**RECORDS PROVIDED**:

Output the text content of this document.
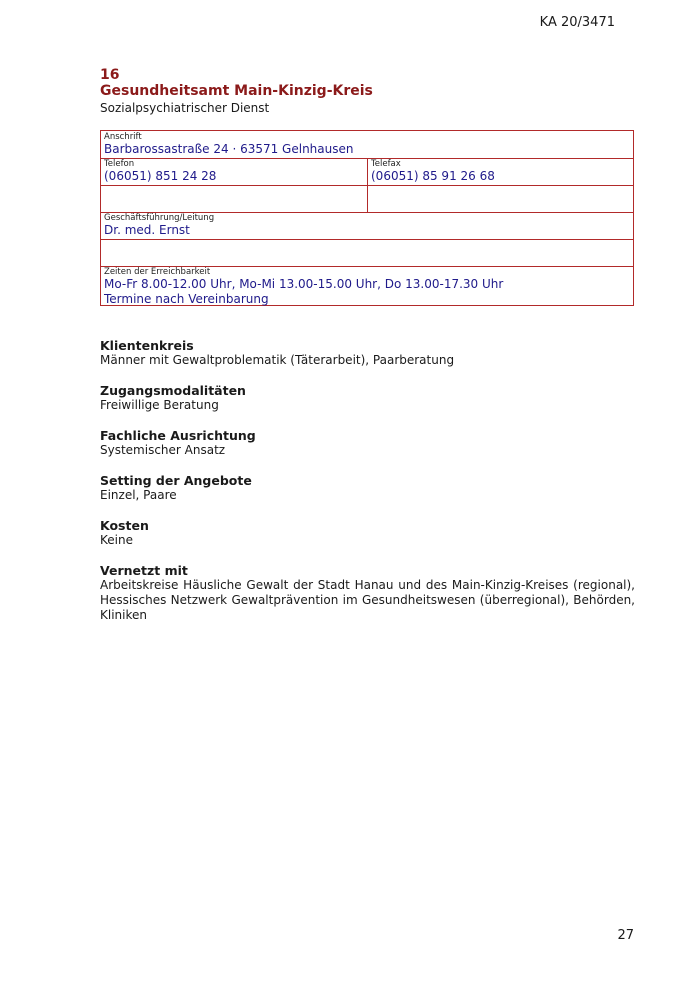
KA 20/3471
16
Gesundheitsamt Main-Kinzig-Kreis
Sozialpsychiatrischer Dienst
Anschrift
Barbarossastraße 24 · 63571 Gelnhausen
Telefon
(06051) 851 24 28
Telefax
(06051) 85 91 26 68
Geschäftsführung/Leitung
Dr. med. Ernst
Zeiten der Erreichbarkeit
Mo-Fr 8.00-12.00 Uhr, Mo-Mi 13.00-15.00 Uhr, Do 13.00-17.30 Uhr
Termine nach Vereinbarung
Klientenkreis
Männer mit Gewaltproblematik (Täterarbeit), Paarberatung
Zugangsmodalitäten
Freiwillige Beratung
Fachliche Ausrichtung
Systemischer Ansatz
Setting der Angebote
Einzel, Paare
Kosten
Keine
Vernetzt mit
Arbeitskreise Häusliche Gewalt der Stadt Hanau und des Main-Kinzig-Kreises (regional), Hessisches Netzwerk Gewaltprävention im Gesundheitswesen (überregional), Behörden, Kliniken
27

**TASK GOAL**: Transcribe every line from the records above without alteration, and leave out the images.

**TASK SOLUTION**:
Output the text content of this document.
KA 20/3471
16
Gesundheitsamt Main-Kinzig-Kreis
Sozialpsychiatrischer Dienst
Anschrift
Barbarossastraße 24 · 63571 Gelnhausen
Telefon
(06051) 851 24 28
Telefax
(06051) 85 91 26 68
Geschäftsführung/Leitung
Dr. med. Ernst
Zeiten der Erreichbarkeit
Mo-Fr 8.00-12.00 Uhr, Mo-Mi 13.00-15.00 Uhr, Do 13.00-17.30 Uhr
Termine nach Vereinbarung
Klientenkreis
Männer mit Gewaltproblematik (Täterarbeit), Paarberatung
Zugangsmodalitäten
Freiwillige Beratung
Fachliche Ausrichtung
Systemischer Ansatz
Setting der Angebote
Einzel, Paare
Kosten
Keine
Vernetzt mit
Arbeitskreise Häusliche Gewalt der Stadt Hanau und des Main-Kinzig-Kreises (regional), Hessisches Netzwerk Gewaltprävention im Gesundheitswesen (überregional), Behörden, Kliniken
27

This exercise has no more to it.